▸ **Exercise aim**
Transcribe the entries that follow exactly as they appear, minus pictures.

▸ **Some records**
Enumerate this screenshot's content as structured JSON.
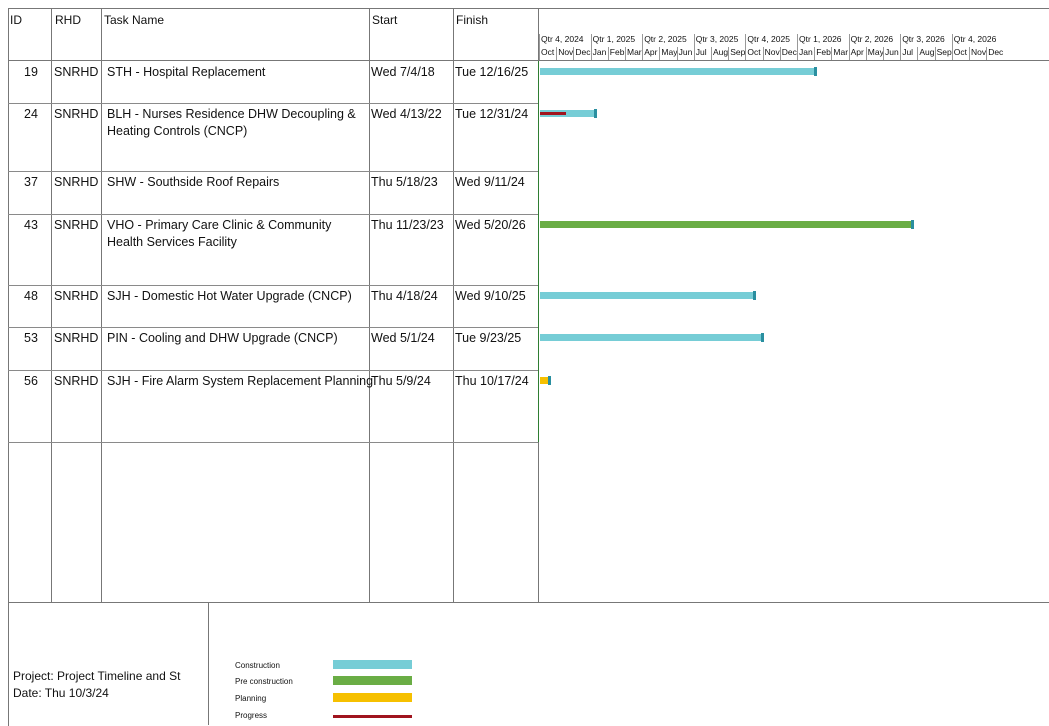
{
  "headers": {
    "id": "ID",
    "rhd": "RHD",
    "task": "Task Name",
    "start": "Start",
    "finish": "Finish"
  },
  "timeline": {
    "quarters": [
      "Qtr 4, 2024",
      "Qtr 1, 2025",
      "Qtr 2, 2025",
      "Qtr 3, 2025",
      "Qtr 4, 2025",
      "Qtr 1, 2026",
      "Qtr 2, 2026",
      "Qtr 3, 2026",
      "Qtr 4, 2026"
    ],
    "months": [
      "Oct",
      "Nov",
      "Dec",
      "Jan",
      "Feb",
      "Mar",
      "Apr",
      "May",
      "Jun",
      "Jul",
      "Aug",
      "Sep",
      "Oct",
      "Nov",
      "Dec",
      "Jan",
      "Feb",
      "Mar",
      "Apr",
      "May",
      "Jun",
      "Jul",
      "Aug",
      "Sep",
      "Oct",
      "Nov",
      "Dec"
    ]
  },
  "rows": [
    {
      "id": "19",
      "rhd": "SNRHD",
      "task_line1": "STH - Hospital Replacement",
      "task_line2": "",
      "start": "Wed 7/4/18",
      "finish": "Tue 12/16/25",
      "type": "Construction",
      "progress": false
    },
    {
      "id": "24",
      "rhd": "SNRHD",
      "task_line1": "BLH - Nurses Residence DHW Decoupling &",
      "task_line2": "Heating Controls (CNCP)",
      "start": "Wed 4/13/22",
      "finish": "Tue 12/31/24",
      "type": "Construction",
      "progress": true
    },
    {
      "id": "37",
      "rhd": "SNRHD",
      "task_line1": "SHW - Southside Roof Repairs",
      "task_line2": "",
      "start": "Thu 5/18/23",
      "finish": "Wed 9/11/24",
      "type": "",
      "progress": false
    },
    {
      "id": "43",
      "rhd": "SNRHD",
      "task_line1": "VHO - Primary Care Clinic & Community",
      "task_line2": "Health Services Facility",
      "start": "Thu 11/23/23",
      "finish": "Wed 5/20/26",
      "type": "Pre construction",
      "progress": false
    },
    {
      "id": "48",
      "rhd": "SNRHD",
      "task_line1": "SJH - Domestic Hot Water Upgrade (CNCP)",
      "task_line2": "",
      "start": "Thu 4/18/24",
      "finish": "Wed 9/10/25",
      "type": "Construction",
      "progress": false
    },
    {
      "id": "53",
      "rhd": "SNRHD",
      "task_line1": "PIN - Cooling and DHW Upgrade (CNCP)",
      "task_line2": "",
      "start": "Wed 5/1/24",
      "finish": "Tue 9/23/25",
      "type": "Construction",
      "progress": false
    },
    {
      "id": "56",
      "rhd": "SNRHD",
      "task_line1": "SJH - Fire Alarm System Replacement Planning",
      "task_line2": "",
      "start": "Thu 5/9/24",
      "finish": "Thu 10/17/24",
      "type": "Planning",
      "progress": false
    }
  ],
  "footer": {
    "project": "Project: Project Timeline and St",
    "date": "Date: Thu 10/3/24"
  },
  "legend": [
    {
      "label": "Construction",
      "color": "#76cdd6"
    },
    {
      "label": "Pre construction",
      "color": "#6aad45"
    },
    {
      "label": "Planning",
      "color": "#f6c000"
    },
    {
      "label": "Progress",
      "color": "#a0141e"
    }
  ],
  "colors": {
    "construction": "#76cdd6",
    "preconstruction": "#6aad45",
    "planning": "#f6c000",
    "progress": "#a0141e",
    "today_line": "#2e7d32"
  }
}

▸ **Correct answer**
Enumerate this screenshot's content as structured JSON.
{
  "headers": {
    "id": "ID",
    "rhd": "RHD",
    "task": "Task Name",
    "start": "Start",
    "finish": "Finish"
  },
  "timeline": {
    "quarters": [
      "Qtr 4, 2024",
      "Qtr 1, 2025",
      "Qtr 2, 2025",
      "Qtr 3, 2025",
      "Qtr 4, 2025",
      "Qtr 1, 2026",
      "Qtr 2, 2026",
      "Qtr 3, 2026",
      "Qtr 4, 2026"
    ],
    "months": [
      "Oct",
      "Nov",
      "Dec",
      "Jan",
      "Feb",
      "Mar",
      "Apr",
      "May",
      "Jun",
      "Jul",
      "Aug",
      "Sep",
      "Oct",
      "Nov",
      "Dec",
      "Jan",
      "Feb",
      "Mar",
      "Apr",
      "May",
      "Jun",
      "Jul",
      "Aug",
      "Sep",
      "Oct",
      "Nov",
      "Dec"
    ]
  },
  "rows": [
    {
      "id": "19",
      "rhd": "SNRHD",
      "task_line1": "STH - Hospital Replacement",
      "task_line2": "",
      "start": "Wed 7/4/18",
      "finish": "Tue 12/16/25",
      "type": "Construction",
      "progress": false
    },
    {
      "id": "24",
      "rhd": "SNRHD",
      "task_line1": "BLH - Nurses Residence DHW Decoupling &",
      "task_line2": "Heating Controls (CNCP)",
      "start": "Wed 4/13/22",
      "finish": "Tue 12/31/24",
      "type": "Construction",
      "progress": true
    },
    {
      "id": "37",
      "rhd": "SNRHD",
      "task_line1": "SHW - Southside Roof Repairs",
      "task_line2": "",
      "start": "Thu 5/18/23",
      "finish": "Wed 9/11/24",
      "type": "",
      "progress": false
    },
    {
      "id": "43",
      "rhd": "SNRHD",
      "task_line1": "VHO - Primary Care Clinic & Community",
      "task_line2": "Health Services Facility",
      "start": "Thu 11/23/23",
      "finish": "Wed 5/20/26",
      "type": "Pre construction",
      "progress": false
    },
    {
      "id": "48",
      "rhd": "SNRHD",
      "task_line1": "SJH - Domestic Hot Water Upgrade (CNCP)",
      "task_line2": "",
      "start": "Thu 4/18/24",
      "finish": "Wed 9/10/25",
      "type": "Construction",
      "progress": false
    },
    {
      "id": "53",
      "rhd": "SNRHD",
      "task_line1": "PIN - Cooling and DHW Upgrade (CNCP)",
      "task_line2": "",
      "start": "Wed 5/1/24",
      "finish": "Tue 9/23/25",
      "type": "Construction",
      "progress": false
    },
    {
      "id": "56",
      "rhd": "SNRHD",
      "task_line1": "SJH - Fire Alarm System Replacement Planning",
      "task_line2": "",
      "start": "Thu 5/9/24",
      "finish": "Thu 10/17/24",
      "type": "Planning",
      "progress": false
    }
  ],
  "footer": {
    "project": "Project: Project Timeline and St",
    "date": "Date: Thu 10/3/24"
  },
  "legend": [
    {
      "label": "Construction",
      "color": "#76cdd6"
    },
    {
      "label": "Pre construction",
      "color": "#6aad45"
    },
    {
      "label": "Planning",
      "color": "#f6c000"
    },
    {
      "label": "Progress",
      "color": "#a0141e"
    }
  ],
  "colors": {
    "construction": "#76cdd6",
    "preconstruction": "#6aad45",
    "planning": "#f6c000",
    "progress": "#a0141e",
    "today_line": "#2e7d32"
  }
}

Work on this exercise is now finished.